INSTRUCTIONS FOR THE TASK ▸
Count every line that includes the string "your" in the entries that follow. Nothing besides the number is needed.

::: GIVEN RECORDS

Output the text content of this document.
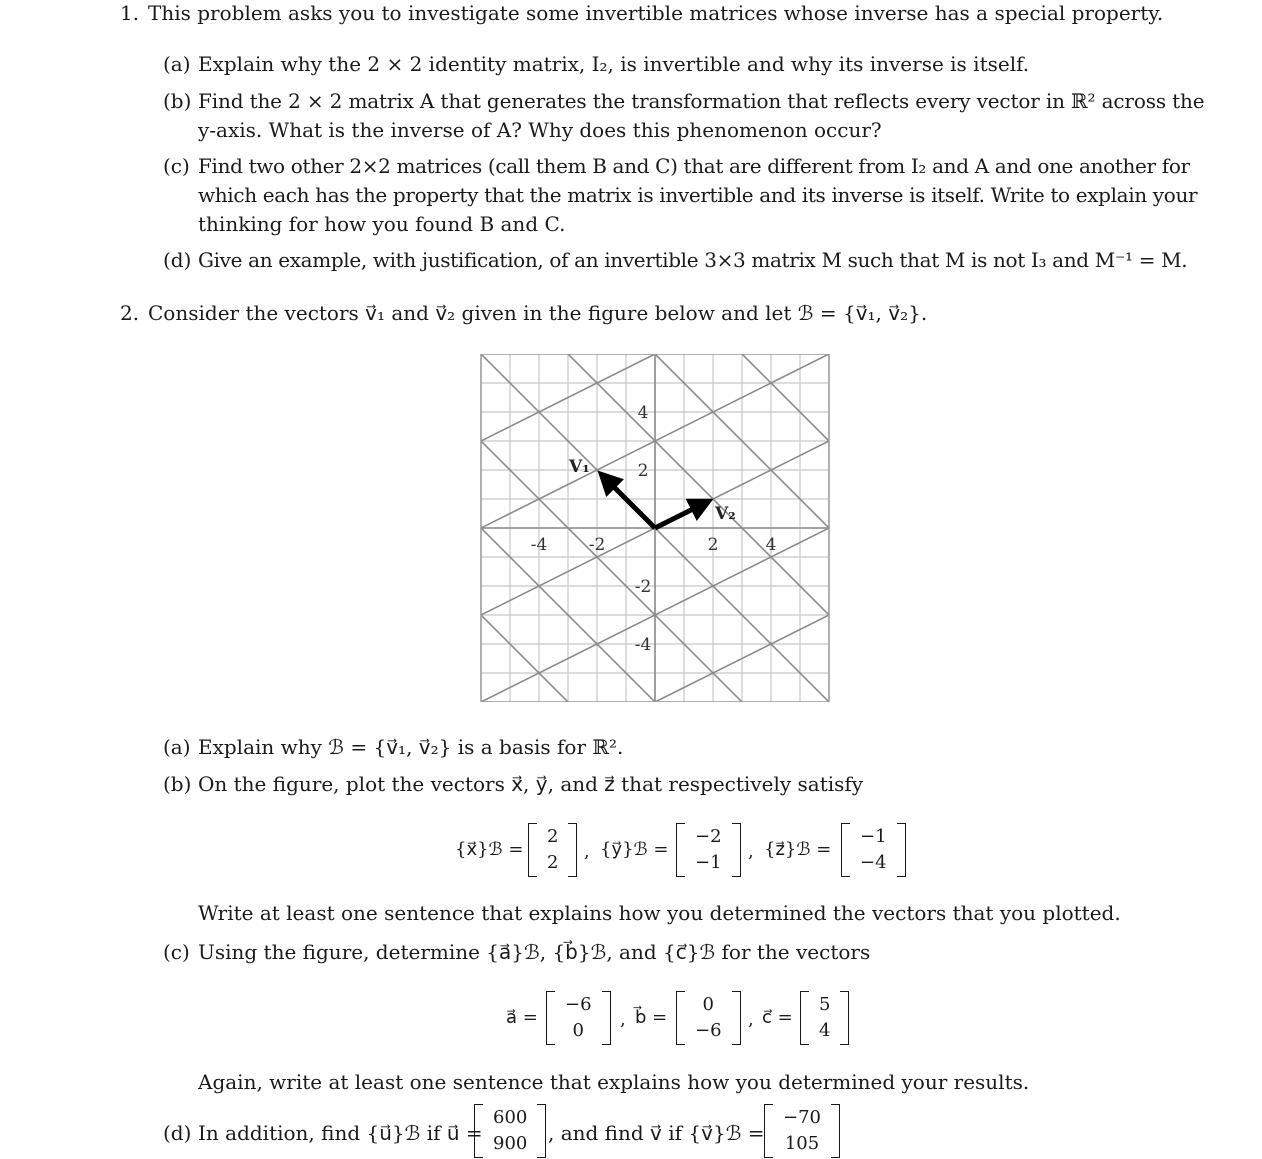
1. This problem asks you to investigate some invertible matrices whose inverse has a special property.
(a) Explain why the 2 × 2 identity matrix, I₂, is invertible and why its inverse is itself.
(b) Find the 2 × 2 matrix A that generates the transformation that reflects every vector in ℝ² across the
y-axis. What is the inverse of A? Why does this phenomenon occur?
(c) Find two other 2×2 matrices (call them B and C) that are different from I₂ and A and one another for
which each has the property that the matrix is invertible and its inverse is itself. Write to explain your
thinking for how you found B and C.
(d) Give an example, with justification, of an invertible 3×3 matrix M such that M is not I₃ and M⁻¹ = M.
2. Consider the vectors v⃗₁ and v⃗₂ given in the figure below and let ℬ = {v⃗₁, v⃗₂}.
-4 -2	2	4
4
2
-2
-4
V₁
V₂
(a) Explain why ℬ = {v⃗₁, v⃗₂} is a basis for ℝ².
(b) On the figure, plot the vectors x⃗, y⃗, and z⃗ that respectively satisfy
{x⃗}ℬ =
2
2
, {y⃗}ℬ =
−2
−1
, {z⃗}ℬ =
−1
−4
Write at least one sentence that explains how you determined the vectors that you plotted.
(c) Using the figure, determine {a⃗}ℬ, {b⃗}ℬ, and {c⃗}ℬ for the vectors
a⃗ =
−6
0
, b⃗ =
0
−6
, c⃗ =
5
4
Again, write at least one sentence that explains how you determined your results.
(d) In addition, find {u⃗}ℬ if u⃗ =
600
900 , and find v⃗ if {v⃗}ℬ =
−70
105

::::::

ANSWER FOR THE TASK ▸
2